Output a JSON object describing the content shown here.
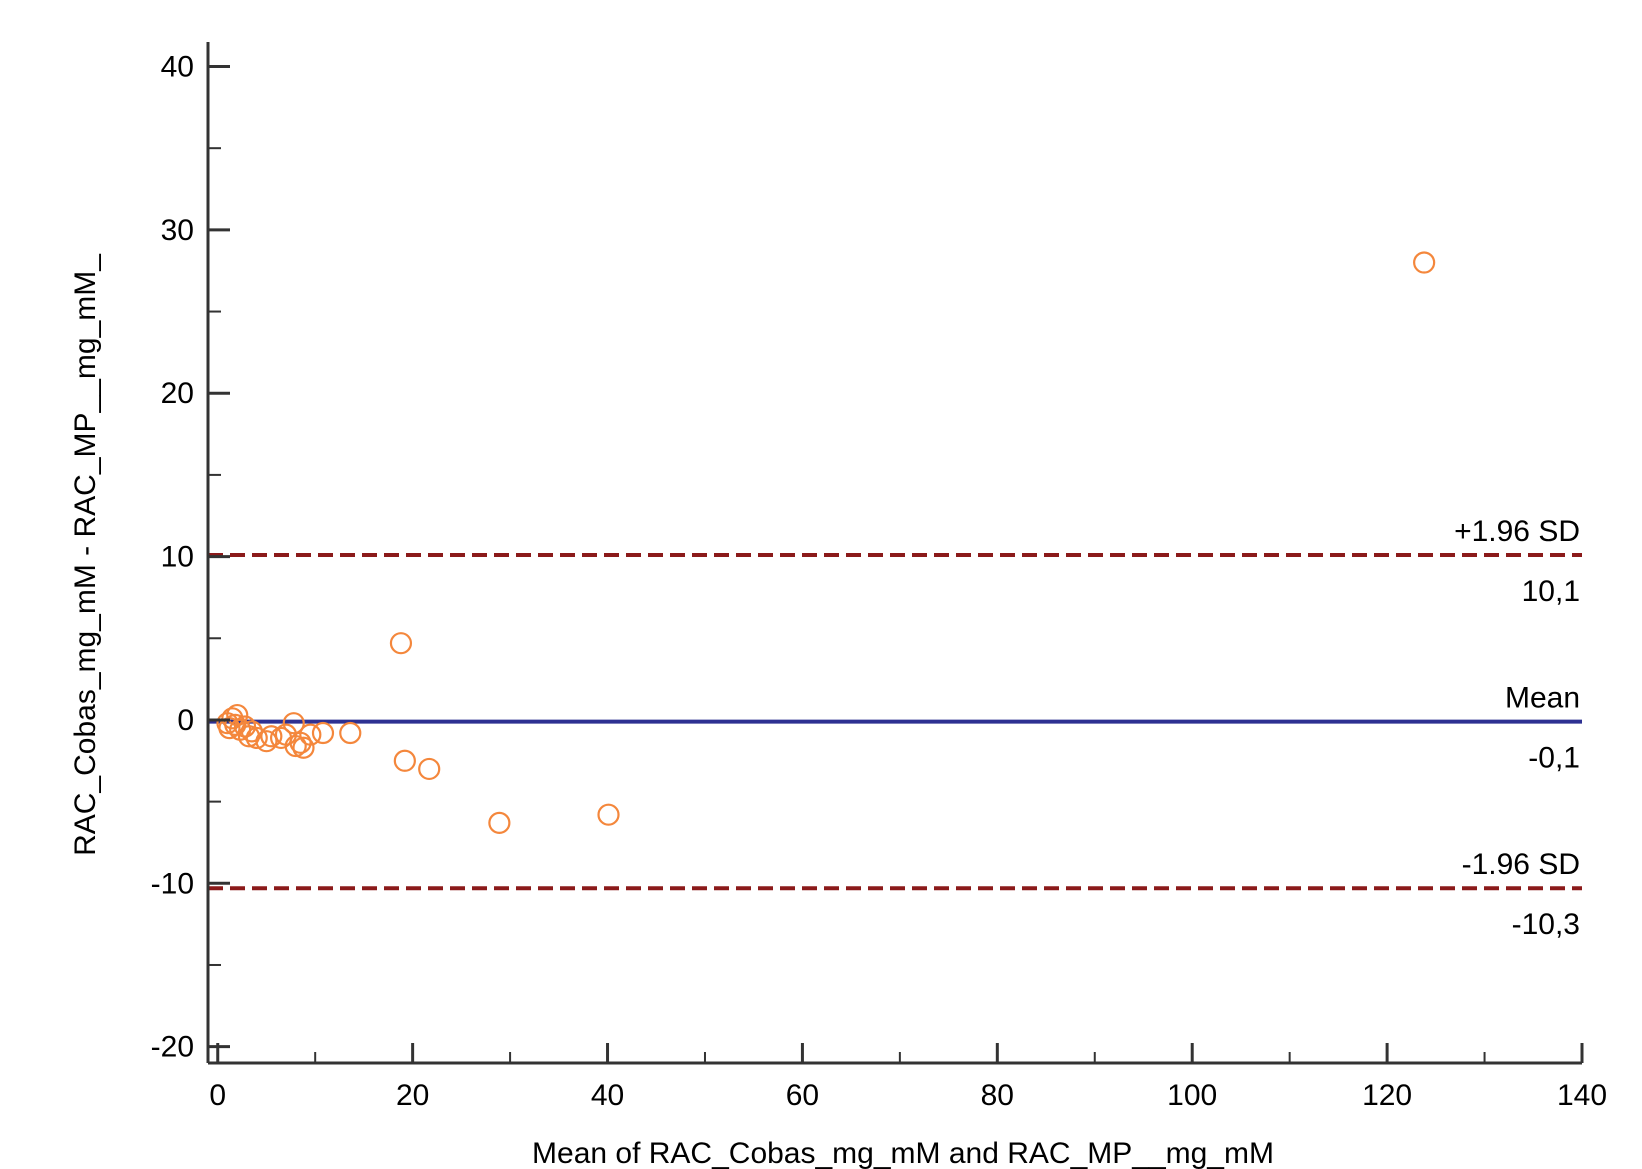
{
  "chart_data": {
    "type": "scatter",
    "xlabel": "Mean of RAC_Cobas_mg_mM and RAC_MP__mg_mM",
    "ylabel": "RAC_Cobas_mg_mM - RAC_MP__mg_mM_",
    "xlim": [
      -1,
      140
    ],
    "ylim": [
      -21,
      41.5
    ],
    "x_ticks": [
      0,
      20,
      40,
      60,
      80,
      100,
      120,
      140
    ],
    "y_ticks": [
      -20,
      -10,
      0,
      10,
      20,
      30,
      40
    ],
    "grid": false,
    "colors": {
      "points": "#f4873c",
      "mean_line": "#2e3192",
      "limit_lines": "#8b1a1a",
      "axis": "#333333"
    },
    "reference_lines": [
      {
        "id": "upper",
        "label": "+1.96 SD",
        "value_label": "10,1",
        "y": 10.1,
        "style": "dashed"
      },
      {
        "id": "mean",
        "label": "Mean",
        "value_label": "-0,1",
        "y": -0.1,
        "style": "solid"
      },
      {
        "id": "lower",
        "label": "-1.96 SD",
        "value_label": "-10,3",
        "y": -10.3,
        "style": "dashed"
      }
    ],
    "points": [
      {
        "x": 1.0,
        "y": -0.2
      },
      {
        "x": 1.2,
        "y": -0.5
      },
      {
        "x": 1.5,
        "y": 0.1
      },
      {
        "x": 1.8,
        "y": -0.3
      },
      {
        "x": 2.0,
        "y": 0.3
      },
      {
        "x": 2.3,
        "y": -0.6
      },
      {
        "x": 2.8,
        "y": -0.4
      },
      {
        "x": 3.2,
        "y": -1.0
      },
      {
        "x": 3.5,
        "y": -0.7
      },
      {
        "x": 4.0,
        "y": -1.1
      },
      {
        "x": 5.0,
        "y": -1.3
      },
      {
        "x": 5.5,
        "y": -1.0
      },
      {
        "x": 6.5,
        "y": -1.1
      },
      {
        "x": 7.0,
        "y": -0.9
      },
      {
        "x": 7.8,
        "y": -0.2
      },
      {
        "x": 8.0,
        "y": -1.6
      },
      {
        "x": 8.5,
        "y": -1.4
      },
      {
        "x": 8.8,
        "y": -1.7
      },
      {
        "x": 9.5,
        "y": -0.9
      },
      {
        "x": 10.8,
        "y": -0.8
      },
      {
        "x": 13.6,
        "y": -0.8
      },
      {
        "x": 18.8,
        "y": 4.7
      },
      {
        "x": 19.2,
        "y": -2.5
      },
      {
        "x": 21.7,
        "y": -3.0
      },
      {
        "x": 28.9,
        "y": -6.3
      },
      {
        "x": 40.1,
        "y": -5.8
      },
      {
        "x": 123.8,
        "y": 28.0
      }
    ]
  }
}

---------------

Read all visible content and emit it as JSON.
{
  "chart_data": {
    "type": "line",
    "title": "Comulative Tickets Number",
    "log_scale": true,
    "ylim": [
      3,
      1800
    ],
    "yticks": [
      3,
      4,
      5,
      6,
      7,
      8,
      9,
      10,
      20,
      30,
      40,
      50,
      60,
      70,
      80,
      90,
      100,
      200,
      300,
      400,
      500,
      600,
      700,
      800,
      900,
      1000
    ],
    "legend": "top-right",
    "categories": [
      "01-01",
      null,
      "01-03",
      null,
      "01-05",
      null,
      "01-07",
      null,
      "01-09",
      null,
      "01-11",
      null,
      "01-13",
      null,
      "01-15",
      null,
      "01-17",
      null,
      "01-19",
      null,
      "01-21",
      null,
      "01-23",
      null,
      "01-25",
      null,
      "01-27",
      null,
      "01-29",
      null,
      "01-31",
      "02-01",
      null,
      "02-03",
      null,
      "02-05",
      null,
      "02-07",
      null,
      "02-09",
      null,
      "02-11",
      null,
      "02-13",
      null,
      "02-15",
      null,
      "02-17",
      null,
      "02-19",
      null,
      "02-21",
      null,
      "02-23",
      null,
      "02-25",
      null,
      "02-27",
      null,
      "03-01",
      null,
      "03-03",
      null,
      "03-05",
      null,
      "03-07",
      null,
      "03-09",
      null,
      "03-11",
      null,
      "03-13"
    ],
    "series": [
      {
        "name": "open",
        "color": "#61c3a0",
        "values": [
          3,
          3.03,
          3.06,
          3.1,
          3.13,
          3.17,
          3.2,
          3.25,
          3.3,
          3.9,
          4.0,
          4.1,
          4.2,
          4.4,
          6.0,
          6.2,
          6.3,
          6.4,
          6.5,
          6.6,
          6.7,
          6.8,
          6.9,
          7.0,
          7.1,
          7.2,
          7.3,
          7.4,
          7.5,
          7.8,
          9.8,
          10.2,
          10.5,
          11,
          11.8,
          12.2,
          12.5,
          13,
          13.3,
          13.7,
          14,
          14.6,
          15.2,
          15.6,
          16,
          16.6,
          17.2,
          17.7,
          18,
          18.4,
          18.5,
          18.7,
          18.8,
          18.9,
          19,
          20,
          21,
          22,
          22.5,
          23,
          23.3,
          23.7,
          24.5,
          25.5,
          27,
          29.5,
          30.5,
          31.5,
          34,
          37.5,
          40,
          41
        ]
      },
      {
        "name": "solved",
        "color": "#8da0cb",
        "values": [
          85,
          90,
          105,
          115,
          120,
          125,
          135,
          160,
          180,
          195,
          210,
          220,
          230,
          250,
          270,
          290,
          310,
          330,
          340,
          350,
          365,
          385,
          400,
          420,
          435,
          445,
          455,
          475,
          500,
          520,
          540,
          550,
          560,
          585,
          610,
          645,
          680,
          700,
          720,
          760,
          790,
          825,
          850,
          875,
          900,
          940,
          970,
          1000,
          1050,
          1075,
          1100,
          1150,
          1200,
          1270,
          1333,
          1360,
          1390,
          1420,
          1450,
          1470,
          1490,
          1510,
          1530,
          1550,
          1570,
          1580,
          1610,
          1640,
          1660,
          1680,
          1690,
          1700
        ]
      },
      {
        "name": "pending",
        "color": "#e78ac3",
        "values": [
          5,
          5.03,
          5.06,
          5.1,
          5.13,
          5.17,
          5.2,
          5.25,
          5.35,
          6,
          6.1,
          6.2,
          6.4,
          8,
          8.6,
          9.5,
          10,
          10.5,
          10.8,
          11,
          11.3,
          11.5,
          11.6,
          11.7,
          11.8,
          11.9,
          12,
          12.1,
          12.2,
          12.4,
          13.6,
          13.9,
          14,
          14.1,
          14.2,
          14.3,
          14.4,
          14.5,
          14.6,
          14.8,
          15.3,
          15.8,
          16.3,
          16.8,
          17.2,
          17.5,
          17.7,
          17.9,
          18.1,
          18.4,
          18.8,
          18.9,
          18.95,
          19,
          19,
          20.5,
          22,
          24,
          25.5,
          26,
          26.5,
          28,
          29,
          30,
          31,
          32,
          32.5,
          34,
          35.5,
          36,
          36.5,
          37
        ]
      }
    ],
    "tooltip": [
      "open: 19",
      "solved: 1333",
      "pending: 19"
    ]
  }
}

---------------

From the listing above, copy every line that includes the word "JSON".

Output a JSON object describing the content shown here.
Read all visible content and emit it as JSON.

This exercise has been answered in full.